— START —

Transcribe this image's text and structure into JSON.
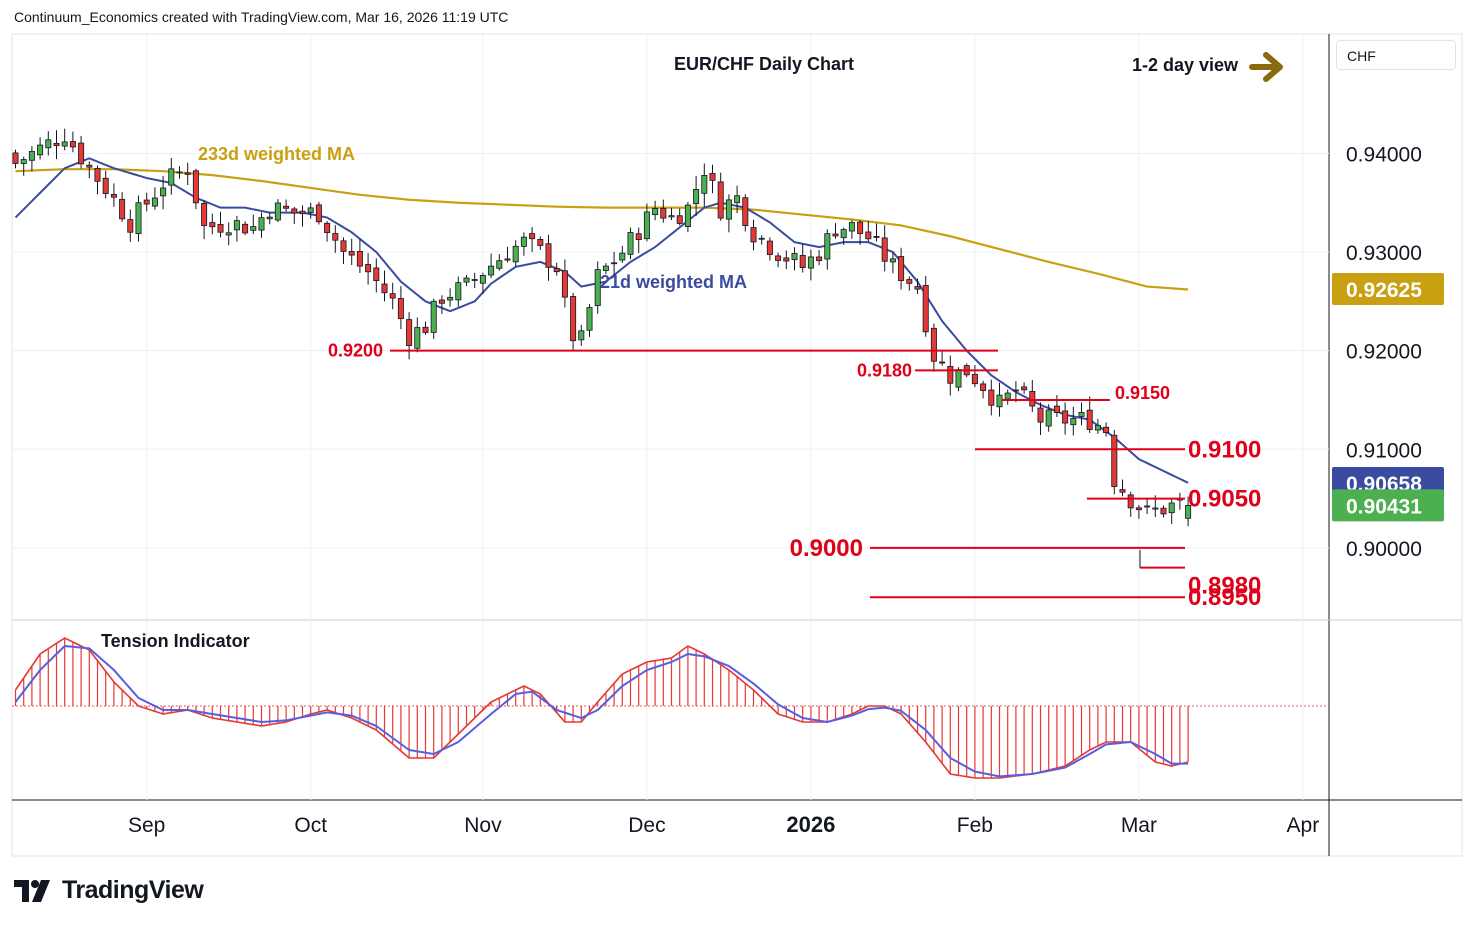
{
  "header": {
    "attribution": "Continuum_Economics created with TradingView.com, Mar 16, 2026 11:19 UTC"
  },
  "footer": {
    "brand": "TradingView"
  },
  "colors": {
    "up": "#4caf50",
    "down": "#e53935",
    "wick": "#131722",
    "ma21": "#3a4ba0",
    "ma233": "#c9a012",
    "level": "#e0001a",
    "tension_line": "#5560e0",
    "arrow": "#8a6a10",
    "grid": "#eef0f3"
  },
  "chart_data": [
    {
      "type": "candlestick",
      "title": "EUR/CHF Daily Chart",
      "view_label": "1-2 day view",
      "currency": "CHF",
      "y_axis_ticks": [
        "0.94000",
        "0.93000",
        "0.92000",
        "0.91000",
        "0.90000"
      ],
      "ylim": [
        0.8935,
        0.9515
      ],
      "x_axis_ticks": [
        "Sep",
        "Oct",
        "Nov",
        "Dec",
        "2026",
        "Feb",
        "Mar",
        "Apr"
      ],
      "price_badges": [
        {
          "value": "0.92625",
          "series": "233d weighted MA",
          "color": "#c9a012"
        },
        {
          "value": "0.90658",
          "series": "21d weighted MA",
          "color": "#3a4ba0"
        },
        {
          "value": "0.90431",
          "series": "EUR/CHF",
          "color": "#4caf50"
        }
      ],
      "ma_labels": [
        {
          "text": "233d weighted MA",
          "color": "#c9a012"
        },
        {
          "text": "21d weighted MA",
          "color": "#3a4ba0"
        }
      ],
      "levels": [
        {
          "label": "0.9200",
          "value": 0.92,
          "from_day": 47,
          "to_day": 123
        },
        {
          "label": "0.9180",
          "value": 0.918,
          "from_day": 112,
          "to_day": 123
        },
        {
          "label": "0.9150",
          "value": 0.915,
          "from_day": 122,
          "to_day": 135
        },
        {
          "label": "0.9100",
          "value": 0.91,
          "from_day": 120,
          "to_day": 145
        },
        {
          "label": "0.9050",
          "value": 0.905,
          "from_day": 134,
          "to_day": 145
        },
        {
          "label": "0.9000",
          "value": 0.9,
          "from_day": 107,
          "to_day": 145
        },
        {
          "label": "0.8980",
          "value": 0.898,
          "from_day": 140,
          "to_day": 145
        },
        {
          "label": "0.8950",
          "value": 0.895,
          "from_day": 107,
          "to_day": 145
        }
      ],
      "close_anchors": [
        [
          0,
          0.939
        ],
        [
          3,
          0.9405
        ],
        [
          6,
          0.942
        ],
        [
          9,
          0.9385
        ],
        [
          11,
          0.9365
        ],
        [
          14,
          0.933
        ],
        [
          18,
          0.937
        ],
        [
          21,
          0.9385
        ],
        [
          23,
          0.9325
        ],
        [
          26,
          0.933
        ],
        [
          29,
          0.9325
        ],
        [
          31,
          0.9345
        ],
        [
          34,
          0.934
        ],
        [
          37,
          0.934
        ],
        [
          40,
          0.93
        ],
        [
          43,
          0.928
        ],
        [
          46,
          0.925
        ],
        [
          48,
          0.9215
        ],
        [
          50,
          0.9225
        ],
        [
          52,
          0.9255
        ],
        [
          55,
          0.9265
        ],
        [
          57,
          0.928
        ],
        [
          60,
          0.93
        ],
        [
          62,
          0.931
        ],
        [
          64,
          0.93
        ],
        [
          66,
          0.9285
        ],
        [
          67,
          0.9245
        ],
        [
          68,
          0.9215
        ],
        [
          69,
          0.921
        ],
        [
          71,
          0.9275
        ],
        [
          74,
          0.93
        ],
        [
          78,
          0.9345
        ],
        [
          80,
          0.9335
        ],
        [
          82,
          0.9345
        ],
        [
          84,
          0.9385
        ],
        [
          86,
          0.9345
        ],
        [
          88,
          0.9355
        ],
        [
          90,
          0.932
        ],
        [
          93,
          0.93
        ],
        [
          96,
          0.9285
        ],
        [
          98,
          0.93
        ],
        [
          100,
          0.9325
        ],
        [
          102,
          0.9325
        ],
        [
          104,
          0.9315
        ],
        [
          107,
          0.9285
        ],
        [
          110,
          0.9265
        ],
        [
          112,
          0.9195
        ],
        [
          114,
          0.9175
        ],
        [
          116,
          0.918
        ],
        [
          118,
          0.9165
        ],
        [
          120,
          0.9145
        ],
        [
          122,
          0.916
        ],
        [
          125,
          0.913
        ],
        [
          128,
          0.913
        ],
        [
          131,
          0.913
        ],
        [
          133,
          0.912
        ],
        [
          134,
          0.907
        ],
        [
          136,
          0.905
        ],
        [
          138,
          0.9035
        ],
        [
          140,
          0.904
        ],
        [
          142,
          0.9045
        ],
        [
          143,
          0.9043
        ]
      ],
      "ohlc_last": {
        "open": 0.903,
        "high": 0.9052,
        "low": 0.9022,
        "close": 0.90431
      },
      "ma21_anchors": [
        [
          0,
          0.9335
        ],
        [
          3,
          0.936
        ],
        [
          6,
          0.9385
        ],
        [
          9,
          0.9395
        ],
        [
          12,
          0.9385
        ],
        [
          16,
          0.9375
        ],
        [
          19,
          0.937
        ],
        [
          22,
          0.9355
        ],
        [
          25,
          0.9345
        ],
        [
          28,
          0.9345
        ],
        [
          31,
          0.934
        ],
        [
          35,
          0.934
        ],
        [
          38,
          0.9335
        ],
        [
          41,
          0.932
        ],
        [
          44,
          0.93
        ],
        [
          47,
          0.927
        ],
        [
          50,
          0.925
        ],
        [
          53,
          0.924
        ],
        [
          56,
          0.925
        ],
        [
          58,
          0.9268
        ],
        [
          61,
          0.9285
        ],
        [
          64,
          0.929
        ],
        [
          67,
          0.928
        ],
        [
          69,
          0.9265
        ],
        [
          72,
          0.927
        ],
        [
          75,
          0.929
        ],
        [
          78,
          0.9305
        ],
        [
          81,
          0.9325
        ],
        [
          84,
          0.9345
        ],
        [
          86,
          0.935
        ],
        [
          89,
          0.9345
        ],
        [
          92,
          0.933
        ],
        [
          95,
          0.931
        ],
        [
          98,
          0.9305
        ],
        [
          101,
          0.931
        ],
        [
          104,
          0.931
        ],
        [
          107,
          0.93
        ],
        [
          110,
          0.927
        ],
        [
          113,
          0.923
        ],
        [
          116,
          0.92
        ],
        [
          119,
          0.9175
        ],
        [
          122,
          0.9158
        ],
        [
          125,
          0.9145
        ],
        [
          128,
          0.9135
        ],
        [
          131,
          0.913
        ],
        [
          134,
          0.9112
        ],
        [
          137,
          0.909
        ],
        [
          140,
          0.9078
        ],
        [
          143,
          0.9066
        ]
      ],
      "ma233_anchors": [
        [
          0,
          0.9382
        ],
        [
          6,
          0.9384
        ],
        [
          12,
          0.9384
        ],
        [
          18,
          0.9382
        ],
        [
          24,
          0.9378
        ],
        [
          30,
          0.9372
        ],
        [
          36,
          0.9365
        ],
        [
          42,
          0.9358
        ],
        [
          48,
          0.9353
        ],
        [
          54,
          0.935
        ],
        [
          60,
          0.9348
        ],
        [
          66,
          0.9346
        ],
        [
          72,
          0.9345
        ],
        [
          78,
          0.9345
        ],
        [
          84,
          0.9345
        ],
        [
          90,
          0.9343
        ],
        [
          96,
          0.9338
        ],
        [
          102,
          0.9333
        ],
        [
          108,
          0.9327
        ],
        [
          114,
          0.9316
        ],
        [
          120,
          0.9303
        ],
        [
          126,
          0.929
        ],
        [
          132,
          0.9278
        ],
        [
          138,
          0.9265
        ],
        [
          143,
          0.9262
        ]
      ],
      "days_total": 144,
      "x_tick_days": [
        16,
        36,
        57,
        77,
        97,
        117,
        137,
        157
      ]
    },
    {
      "type": "histogram-oscillator",
      "title": "Tension Indicator",
      "ylim": [
        -1.0,
        1.0
      ],
      "histogram_anchors": [
        [
          0,
          0.2
        ],
        [
          3,
          0.65
        ],
        [
          6,
          0.85
        ],
        [
          9,
          0.7
        ],
        [
          12,
          0.3
        ],
        [
          15,
          0.0
        ],
        [
          18,
          -0.1
        ],
        [
          21,
          -0.05
        ],
        [
          24,
          -0.15
        ],
        [
          27,
          -0.2
        ],
        [
          30,
          -0.25
        ],
        [
          33,
          -0.2
        ],
        [
          36,
          -0.1
        ],
        [
          38,
          -0.05
        ],
        [
          41,
          -0.15
        ],
        [
          44,
          -0.3
        ],
        [
          48,
          -0.65
        ],
        [
          51,
          -0.65
        ],
        [
          54,
          -0.35
        ],
        [
          58,
          0.05
        ],
        [
          62,
          0.25
        ],
        [
          64,
          0.15
        ],
        [
          67,
          -0.2
        ],
        [
          69,
          -0.2
        ],
        [
          71,
          0.05
        ],
        [
          74,
          0.4
        ],
        [
          77,
          0.55
        ],
        [
          80,
          0.6
        ],
        [
          82,
          0.75
        ],
        [
          84,
          0.65
        ],
        [
          87,
          0.45
        ],
        [
          90,
          0.2
        ],
        [
          93,
          -0.1
        ],
        [
          96,
          -0.2
        ],
        [
          99,
          -0.2
        ],
        [
          102,
          -0.1
        ],
        [
          104,
          0.0
        ],
        [
          106,
          0.0
        ],
        [
          108,
          -0.1
        ],
        [
          111,
          -0.45
        ],
        [
          114,
          -0.85
        ],
        [
          117,
          -0.9
        ],
        [
          120,
          -0.9
        ],
        [
          124,
          -0.85
        ],
        [
          128,
          -0.75
        ],
        [
          131,
          -0.55
        ],
        [
          133,
          -0.45
        ],
        [
          136,
          -0.45
        ],
        [
          139,
          -0.7
        ],
        [
          141,
          -0.75
        ],
        [
          143,
          -0.7
        ]
      ],
      "signal_anchors": [
        [
          0,
          0.05
        ],
        [
          3,
          0.45
        ],
        [
          6,
          0.75
        ],
        [
          9,
          0.72
        ],
        [
          12,
          0.45
        ],
        [
          15,
          0.1
        ],
        [
          18,
          -0.05
        ],
        [
          21,
          -0.05
        ],
        [
          24,
          -0.1
        ],
        [
          27,
          -0.15
        ],
        [
          30,
          -0.2
        ],
        [
          33,
          -0.18
        ],
        [
          36,
          -0.12
        ],
        [
          38,
          -0.08
        ],
        [
          41,
          -0.12
        ],
        [
          44,
          -0.25
        ],
        [
          48,
          -0.55
        ],
        [
          51,
          -0.6
        ],
        [
          54,
          -0.45
        ],
        [
          58,
          -0.1
        ],
        [
          61,
          0.15
        ],
        [
          63,
          0.18
        ],
        [
          66,
          -0.05
        ],
        [
          69,
          -0.15
        ],
        [
          71,
          -0.05
        ],
        [
          74,
          0.25
        ],
        [
          77,
          0.45
        ],
        [
          80,
          0.55
        ],
        [
          82,
          0.65
        ],
        [
          84,
          0.62
        ],
        [
          87,
          0.5
        ],
        [
          90,
          0.28
        ],
        [
          93,
          0.02
        ],
        [
          96,
          -0.15
        ],
        [
          99,
          -0.2
        ],
        [
          102,
          -0.12
        ],
        [
          104,
          -0.04
        ],
        [
          106,
          -0.02
        ],
        [
          108,
          -0.06
        ],
        [
          111,
          -0.3
        ],
        [
          114,
          -0.65
        ],
        [
          117,
          -0.82
        ],
        [
          120,
          -0.88
        ],
        [
          124,
          -0.85
        ],
        [
          128,
          -0.77
        ],
        [
          131,
          -0.6
        ],
        [
          133,
          -0.48
        ],
        [
          136,
          -0.45
        ],
        [
          139,
          -0.6
        ],
        [
          141,
          -0.72
        ],
        [
          143,
          -0.72
        ]
      ]
    }
  ]
}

— END —

- STATED GOAL: Look above for every line with the word "series" and copy it.

- THE COMPLETED TASK:
          "series": "233d weighted MA",
          "series": "21d weighted MA",
          "series": "EUR/CHF",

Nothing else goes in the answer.